- [Set task]
Drop the pictures from the entries below, then reproduce the rest exactly.

- [Data provided]
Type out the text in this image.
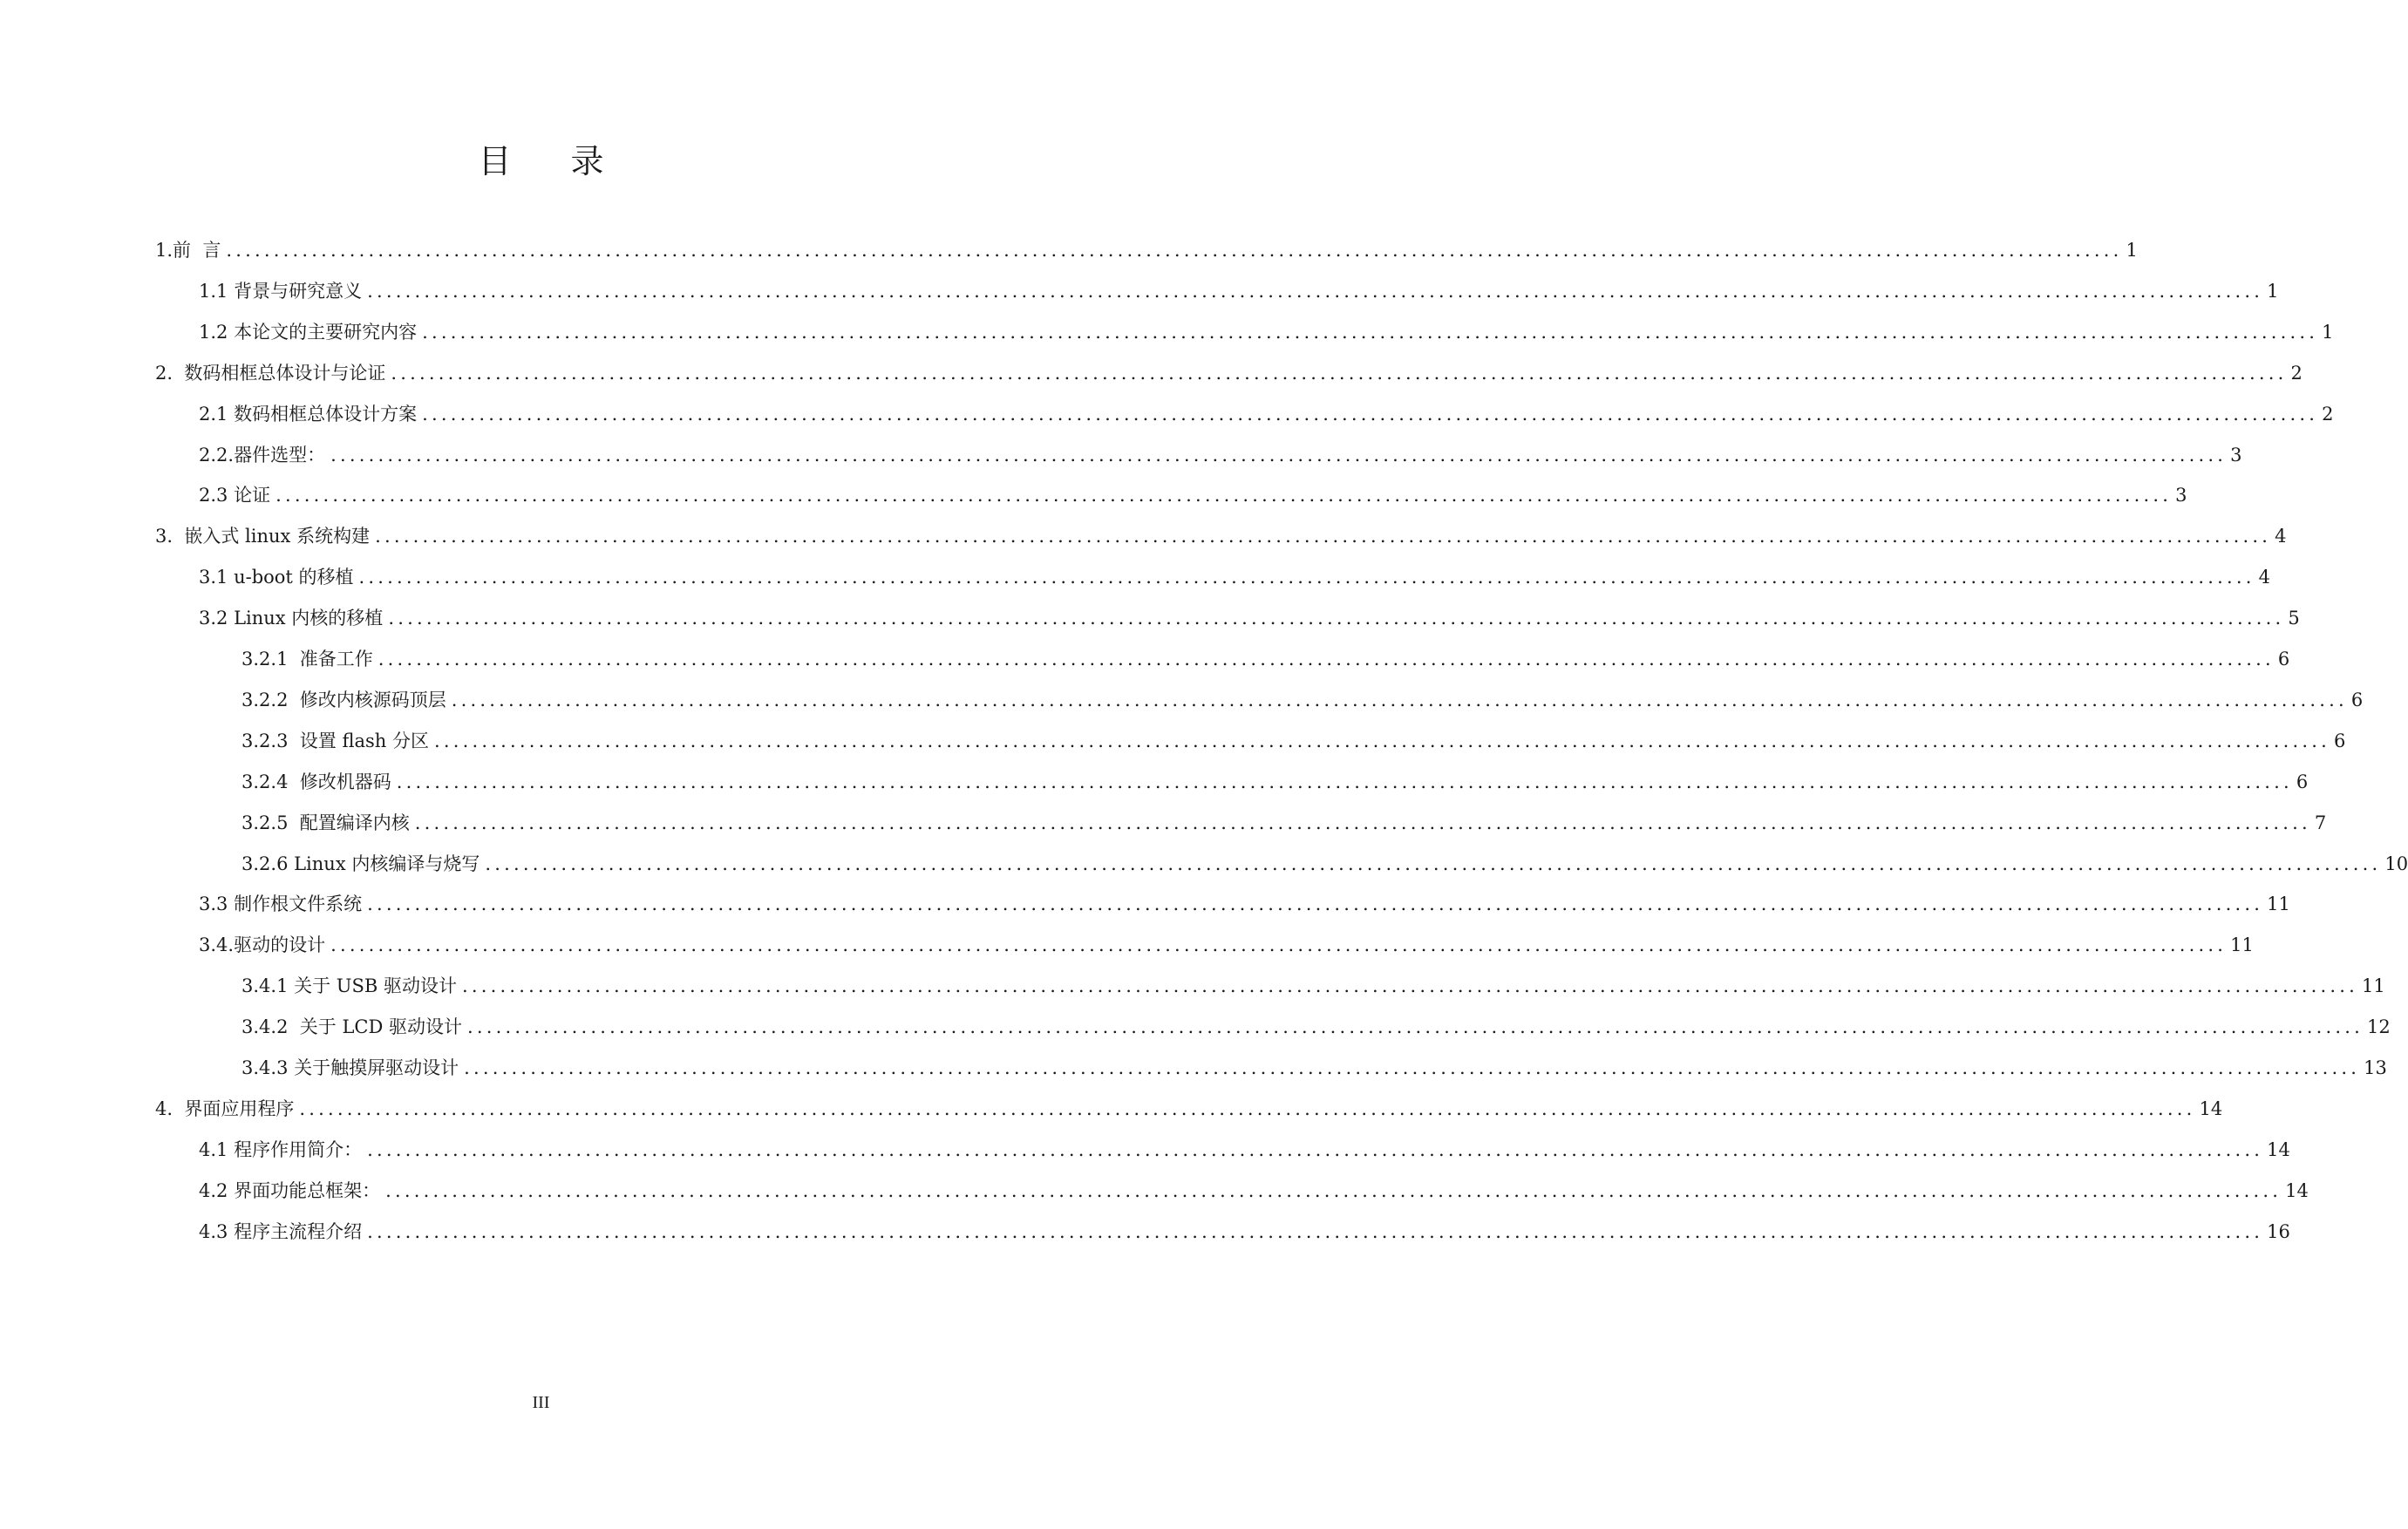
目 录
1.前  言 ........................................................................................................................................................................................................ 1
1.1 背景与研究意义 ........................................................................................................................................................................................................ 1
1.2 本论文的主要研究内容 ........................................................................................................................................................................................................ 1
2.  数码相框总体设计与论证 ........................................................................................................................................................................................................ 2
2.1 数码相框总体设计方案 ........................................................................................................................................................................................................ 2
2.2.器件选型： ........................................................................................................................................................................................................ 3
2.3 论证 ........................................................................................................................................................................................................ 3
3.  嵌入式 linux 系统构建 ........................................................................................................................................................................................................ 4
3.1 u-boot 的移植 ........................................................................................................................................................................................................ 4
3.2 Linux 内核的移植 ........................................................................................................................................................................................................ 5
3.2.1  准备工作 ........................................................................................................................................................................................................ 6
3.2.2  修改内核源码顶层 ........................................................................................................................................................................................................ 6
3.2.3  设置 flash 分区 ........................................................................................................................................................................................................ 6
3.2.4  修改机器码 ........................................................................................................................................................................................................ 6
3.2.5  配置编译内核 ........................................................................................................................................................................................................ 7
3.2.6 Linux 内核编译与烧写 ........................................................................................................................................................................................................ 10
3.3 制作根文件系统 ........................................................................................................................................................................................................ 11
3.4.驱动的设计 ........................................................................................................................................................................................................ 11
3.4.1 关于 USB 驱动设计 ........................................................................................................................................................................................................ 11
3.4.2  关于 LCD 驱动设计 ........................................................................................................................................................................................................ 12
3.4.3 关于触摸屏驱动设计 ........................................................................................................................................................................................................ 13
4.  界面应用程序 ........................................................................................................................................................................................................ 14
4.1 程序作用简介： ........................................................................................................................................................................................................ 14
4.2 界面功能总框架： ........................................................................................................................................................................................................ 14
4.3 程序主流程介绍 ........................................................................................................................................................................................................ 16
III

- [Exercise answer]
Type out the text in this image.
目 录
1.前  言 ........................................................................................................................................................................................................ 1
1.1 背景与研究意义 ........................................................................................................................................................................................................ 1
1.2 本论文的主要研究内容 ........................................................................................................................................................................................................ 1
2.  数码相框总体设计与论证 ........................................................................................................................................................................................................ 2
2.1 数码相框总体设计方案 ........................................................................................................................................................................................................ 2
2.2.器件选型： ........................................................................................................................................................................................................ 3
2.3 论证 ........................................................................................................................................................................................................ 3
3.  嵌入式 linux 系统构建 ........................................................................................................................................................................................................ 4
3.1 u-boot 的移植 ........................................................................................................................................................................................................ 4
3.2 Linux 内核的移植 ........................................................................................................................................................................................................ 5
3.2.1  准备工作 ........................................................................................................................................................................................................ 6
3.2.2  修改内核源码顶层 ........................................................................................................................................................................................................ 6
3.2.3  设置 flash 分区 ........................................................................................................................................................................................................ 6
3.2.4  修改机器码 ........................................................................................................................................................................................................ 6
3.2.5  配置编译内核 ........................................................................................................................................................................................................ 7
3.2.6 Linux 内核编译与烧写 ........................................................................................................................................................................................................ 10
3.3 制作根文件系统 ........................................................................................................................................................................................................ 11
3.4.驱动的设计 ........................................................................................................................................................................................................ 11
3.4.1 关于 USB 驱动设计 ........................................................................................................................................................................................................ 11
3.4.2  关于 LCD 驱动设计 ........................................................................................................................................................................................................ 12
3.4.3 关于触摸屏驱动设计 ........................................................................................................................................................................................................ 13
4.  界面应用程序 ........................................................................................................................................................................................................ 14
4.1 程序作用简介： ........................................................................................................................................................................................................ 14
4.2 界面功能总框架： ........................................................................................................................................................................................................ 14
4.3 程序主流程介绍 ........................................................................................................................................................................................................ 16
III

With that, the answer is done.